> Reading passage:

>> START

On Thu, Jan 14, 2021 at 1:41 PM Yedidyah Bar David <didi@redhat.com> wrote:
On Thu, Jan 14, 2021 at 8:35 AM Yedidyah Bar David <didi@redhat.com> wrote:
On Wed, Jan 13, 2021 at 5:34 PM Yedidyah Bar David <didi@redhat.com> wrote:
On Wed, Jan 13, 2021 at 2:48 PM Yedidyah Bar David <didi@redhat.com> wrote:
On Wed, Jan 13, 2021 at 1:57 PM Marcin Sobczyk <msobczyk@redhat.com> wrote:
Hi,
my guess is it's selinux-related.
Unfortunately I can't find any meaningful errors in audit.log in a scenario where host deployment fails. However switching selinux to permissive mode before adding hosts makes the problem go away, so it's probably not an error somewhere in logic.
It's getting weirder: Under strace, it succeeds:
https://gerrit.ovirt.org/c/ovirt-system-tests/+/112948
(Can't see the actual log, as I didn't add '-A', so it was overwritten on restart...)
After updating it to use '-A' it indeed shows that it worked:
43664 14:16:55.997639 access("/etc/pki/ovirt-engine/requests", W_OK <unfinished ...> 43664 14:16:55.997695 <... access resumed>) = 0
Weird.
Now ran in parallel 'ci test' for this patch and another one from master, for comparison:
Again, the same:
https://jenkins.ovirt.org/job/ovirt-system-tests_standard-check-patch/14916/
With strace, passed,
https://jenkins.ovirt.org/job/ovirt-system-tests_he-basic-suite-master/1883/
Without strace, failed.
Last nightly run that passed [1] used:
ost-images-el8-host-installed-1-202101100446.x86_64 ovirt-engine-appliance-4.4-20210109182828.1.el8.x86_64
Trying now with these - not sure it possible to put specific versions inside automation/*packages, let's see:
Indeed, with a fixed ost-images and removing updates, it passes. network suite failed, but he-basic passed:
https://jenkins.ovirt.org/job/ovirt-system-tests_standard-check-patch/14920/...
So I am quite certain this is an OS issue. Not sure how we do not see this in basic-suite. Perhaps it's related to nested-kvm, or to load/slowness caused by that? Weird.

>> END

> Data extract:
>> START

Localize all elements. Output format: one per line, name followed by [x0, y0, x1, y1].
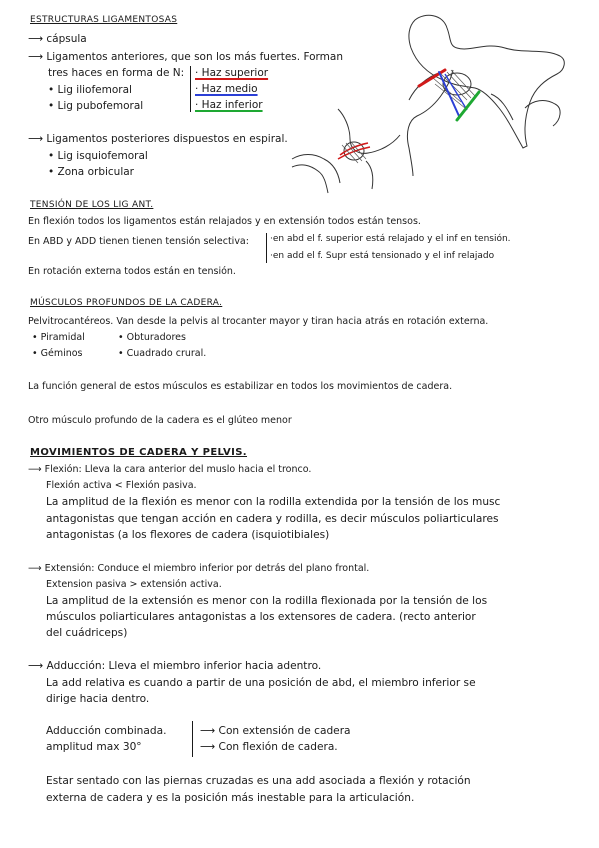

>> END

> Problem set:
1. From the oVirt test thread, print the passage starting at "On Thu, Jan 14, 2021 at 1:41" and ending at "is it's selinux-related.".
2. Translate this sentence from the oVirt test thread into Spanish: "So I am quite certain this is an OS issue."
The data above has no connection to the thread about the failing host deployment.

> Answers for this exercise:
1.
On Thu, Jan 14, 2021 at 1:41 PM Yedidyah Bar David <didi@redhat.com> wrote:
On Thu, Jan 14, 2021 at 8:35 AM Yedidyah Bar David <didi@redhat.com> wrote:
On Wed, Jan 13, 2021 at 5:34 PM Yedidyah Bar David <didi@redhat.com> wrote:
On Wed, Jan 13, 2021 at 2:48 PM Yedidyah Bar David <didi@redhat.com> wrote:
On Wed, Jan 13, 2021 at 1:57 PM Marcin Sobczyk <msobczyk@redhat.com> wrote:
Hi,
my guess is it's selinux-related.

2. Así que estoy bastante seguro de que se trata de un problema del sistema operativo.